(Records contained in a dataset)

+++

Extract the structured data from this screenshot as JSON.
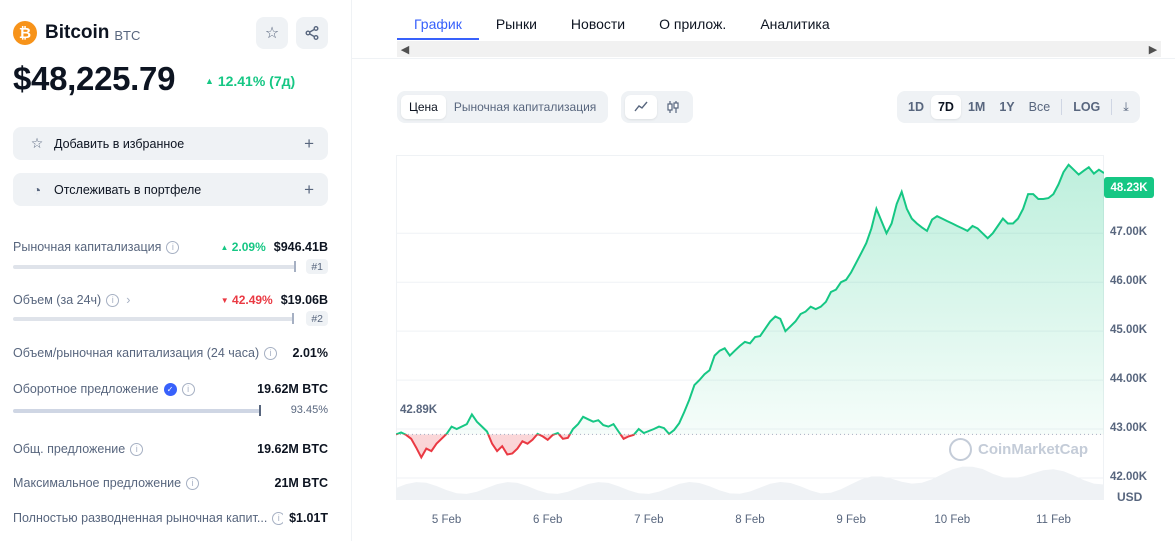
{
  "coin": {
    "logo_glyph": "₿",
    "name": "Bitcoin",
    "symbol": "BTC",
    "price": "$48,225.79",
    "change": "12.41% (7д)",
    "change_color": "#16c784"
  },
  "actions": {
    "watchlist": "Добавить в избранное",
    "portfolio": "Отслеживать в портфеле"
  },
  "stats": {
    "market_cap": {
      "label": "Рыночная капитализация",
      "change": "2.09%",
      "value": "$946.41B",
      "rank": "#1"
    },
    "volume": {
      "label": "Объем (за 24ч)",
      "change": "42.49%",
      "value": "$19.06B",
      "rank": "#2"
    },
    "vol_mcap": {
      "label": "Объем/рыночная капитализация (24 часа)",
      "value": "2.01%"
    },
    "circulating": {
      "label": "Оборотное предложение",
      "value": "19.62M BTC",
      "percent": "93.45%",
      "fill": 0.9345
    },
    "total": {
      "label": "Общ. предложение",
      "value": "19.62M BTC"
    },
    "max": {
      "label": "Максимальное предложение",
      "value": "21M BTC"
    },
    "fdv": {
      "label": "Полностью разводненная рыночная капит...",
      "value": "$1.01T"
    }
  },
  "tabs": [
    "График",
    "Рынки",
    "Новости",
    "О прилож.",
    "Аналитика"
  ],
  "chart_controls": {
    "type_toggle": [
      "Цена",
      "Рыночная капитализация"
    ],
    "ranges": [
      "1D",
      "7D",
      "1M",
      "1Y",
      "Все"
    ],
    "active_range": "7D",
    "log_label": "LOG"
  },
  "chart_data": {
    "type": "line",
    "currency": "USD",
    "watermark": "CoinMarketCap",
    "x_ticks": [
      "5 Feb",
      "6 Feb",
      "7 Feb",
      "8 Feb",
      "9 Feb",
      "10 Feb",
      "11 Feb"
    ],
    "y_ticks": [
      "42.00K",
      "43.00K",
      "44.00K",
      "45.00K",
      "46.00K",
      "47.00K"
    ],
    "ylim": [
      41.55,
      48.6
    ],
    "baseline": 42.89,
    "baseline_label": "42.89K",
    "last_label": "48.23K",
    "colors": {
      "up": "#16c784",
      "down": "#ea3943"
    },
    "series": [
      {
        "x": [
          4.5,
          4.55,
          4.6,
          4.65,
          4.7,
          4.75,
          4.8,
          4.85,
          4.9,
          5.0,
          5.05,
          5.1,
          5.2,
          5.25,
          5.3,
          5.35,
          5.4,
          5.45,
          5.5,
          5.55,
          5.6,
          5.65,
          5.7,
          5.75,
          5.8,
          5.85,
          5.9,
          5.95,
          6.0,
          6.05,
          6.1,
          6.15,
          6.2,
          6.25,
          6.3,
          6.35,
          6.4,
          6.45,
          6.5,
          6.55,
          6.6,
          6.65,
          6.7,
          6.75,
          6.8,
          6.85,
          6.9,
          6.95,
          7.0,
          7.05,
          7.1,
          7.15,
          7.2,
          7.25,
          7.3,
          7.35,
          7.4,
          7.45,
          7.5,
          7.55,
          7.6,
          7.65,
          7.7,
          7.75,
          7.8,
          7.85,
          7.9,
          7.95,
          8.0,
          8.05,
          8.1,
          8.15,
          8.2,
          8.25,
          8.3,
          8.35,
          8.4,
          8.45,
          8.5,
          8.55,
          8.6,
          8.65,
          8.7,
          8.75,
          8.8,
          8.85,
          8.9,
          8.95,
          9.0,
          9.05,
          9.1,
          9.15,
          9.2,
          9.25,
          9.3,
          9.35,
          9.4,
          9.45,
          9.5,
          9.55,
          9.6,
          9.65,
          9.7,
          9.75,
          9.8,
          9.85,
          9.9,
          9.95,
          10.0,
          10.05,
          10.1,
          10.15,
          10.2,
          10.25,
          10.3,
          10.35,
          10.4,
          10.45,
          10.5,
          10.55,
          10.6,
          10.65,
          10.7,
          10.75,
          10.8,
          10.85,
          10.9,
          10.95,
          11.0,
          11.05,
          11.1,
          11.15,
          11.2,
          11.25,
          11.3,
          11.35,
          11.4,
          11.45,
          11.5
        ],
        "y": [
          42.89,
          42.93,
          42.88,
          42.8,
          42.62,
          42.42,
          42.6,
          42.55,
          42.7,
          42.9,
          43.05,
          43.0,
          43.1,
          43.3,
          43.15,
          43.05,
          42.95,
          42.7,
          42.55,
          42.65,
          42.48,
          42.5,
          42.6,
          42.75,
          42.7,
          42.78,
          42.9,
          42.85,
          42.78,
          42.88,
          42.92,
          42.8,
          42.82,
          43.0,
          43.1,
          43.25,
          43.2,
          43.15,
          43.18,
          43.08,
          43.05,
          43.1,
          42.95,
          42.8,
          42.85,
          42.88,
          43.0,
          42.92,
          42.96,
          43.0,
          43.05,
          43.02,
          42.9,
          42.98,
          43.12,
          43.35,
          43.6,
          43.9,
          44.0,
          44.12,
          44.2,
          44.5,
          44.6,
          44.65,
          44.5,
          44.6,
          44.7,
          44.78,
          44.75,
          44.88,
          44.9,
          45.05,
          45.2,
          45.3,
          45.25,
          45.0,
          45.1,
          45.2,
          45.35,
          45.4,
          45.5,
          45.45,
          45.5,
          45.6,
          45.8,
          45.85,
          46.0,
          46.05,
          46.2,
          46.4,
          46.6,
          46.8,
          47.1,
          47.5,
          47.25,
          47.0,
          47.2,
          47.6,
          47.85,
          47.5,
          47.3,
          47.2,
          47.12,
          47.05,
          47.28,
          47.35,
          47.3,
          47.25,
          47.2,
          47.15,
          47.1,
          47.05,
          47.15,
          47.1,
          47.0,
          46.9,
          47.0,
          47.15,
          47.3,
          47.2,
          47.2,
          47.3,
          47.5,
          47.8,
          47.8,
          47.7,
          47.7,
          47.72,
          47.8,
          48.0,
          48.25,
          48.4,
          48.3,
          48.2,
          48.28,
          48.35,
          48.22,
          48.3,
          48.23
        ]
      }
    ]
  }
}
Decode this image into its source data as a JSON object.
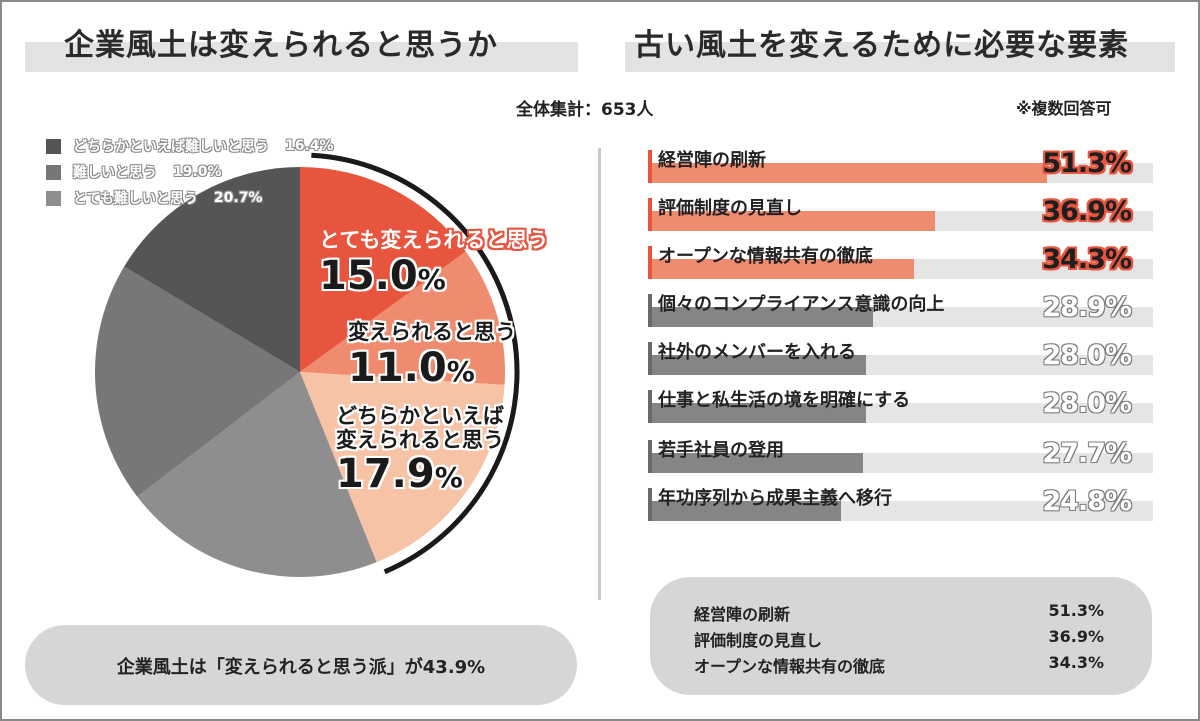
{
  "left": {
    "title": "企業風土は変えられると思うか",
    "summary": "企業風土は「変えられると思う派」が43.9%"
  },
  "right": {
    "title": "古い風土を変えるために必要な要素",
    "note": "※複数回答可"
  },
  "sample": "全体集計：653人",
  "colors": {
    "accent": "#e8553e",
    "accent_mid": "#ef8b6f",
    "accent_light": "#f6c3a6",
    "gray_dark": "#555555",
    "gray_mid": "#777777",
    "gray_light": "#8e8e8e",
    "bar_gray": "#858585",
    "track": "#e5e5e5"
  },
  "chart_data": [
    {
      "type": "pie",
      "title": "企業風土は変えられると思うか",
      "start": "12 o'clock, clockwise",
      "slices": [
        {
          "label": "とても変えられると思う",
          "value": 15.0,
          "value_text": "15.0",
          "unit": "%",
          "color": "#e8553e"
        },
        {
          "label": "変えられると思う",
          "value": 11.0,
          "value_text": "11.0",
          "unit": "%",
          "color": "#ef8b6f"
        },
        {
          "label": "どちらかといえば変えられると思う",
          "label_lines": [
            "どちらかといえば",
            "変えられると思う"
          ],
          "value": 17.9,
          "value_text": "17.9",
          "unit": "%",
          "color": "#f6c3a6"
        },
        {
          "label": "とても難しいと思う",
          "value": 20.7,
          "value_text": "20.7%",
          "color": "#8e8e8e"
        },
        {
          "label": "難しいと思う",
          "value": 19.0,
          "value_text": "19.0%",
          "color": "#777777"
        },
        {
          "label": "どちらかといえば難しいと思う",
          "value": 16.4,
          "value_text": "16.4%",
          "color": "#555555"
        }
      ],
      "legend": [
        {
          "label": "どちらかといえば難しいと思う",
          "value": "16.4%",
          "color": "#555555"
        },
        {
          "label": "難しいと思う",
          "value": "19.0%",
          "color": "#777777"
        },
        {
          "label": "とても難しいと思う",
          "value": "20.7%",
          "color": "#8e8e8e"
        }
      ],
      "legend_placement": "top-left"
    },
    {
      "type": "bar",
      "orientation": "horizontal",
      "title": "古い風土を変えるために必要な要素",
      "xlim": [
        0,
        65
      ],
      "items": [
        {
          "label": "経営陣の刷新",
          "value": 51.3,
          "value_text": "51.3%",
          "highlight": true
        },
        {
          "label": "評価制度の見直し",
          "value": 36.9,
          "value_text": "36.9%",
          "highlight": true
        },
        {
          "label": "オープンな情報共有の徹底",
          "value": 34.3,
          "value_text": "34.3%",
          "highlight": true
        },
        {
          "label": "個々のコンプライアンス意識の向上",
          "value": 28.9,
          "value_text": "28.9%",
          "highlight": false
        },
        {
          "label": "社外のメンバーを入れる",
          "value": 28.0,
          "value_text": "28.0%",
          "highlight": false
        },
        {
          "label": "仕事と私生活の境を明確にする",
          "value": 28.0,
          "value_text": "28.0%",
          "highlight": false
        },
        {
          "label": "若手社員の登用",
          "value": 27.7,
          "value_text": "27.7%",
          "highlight": false
        },
        {
          "label": "年功序列から成果主義へ移行",
          "value": 24.8,
          "value_text": "24.8%",
          "highlight": false
        }
      ],
      "top3": [
        {
          "label": "経営陣の刷新",
          "value": "51.3%"
        },
        {
          "label": "評価制度の見直し",
          "value": "36.9%"
        },
        {
          "label": "オープンな情報共有の徹底",
          "value": "34.3%"
        }
      ]
    }
  ]
}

+++

▶ _Task prompt_: Identify and copy the lines holding the word "title".

▶ _Exercise result_:
    "title": "企業風土は変えられると思うか",
    "title": "古い風土を変えるために必要な要素",
      "title": "企業風土は変えられると思うか",
      "title": "古い風土を変えるために必要な要素",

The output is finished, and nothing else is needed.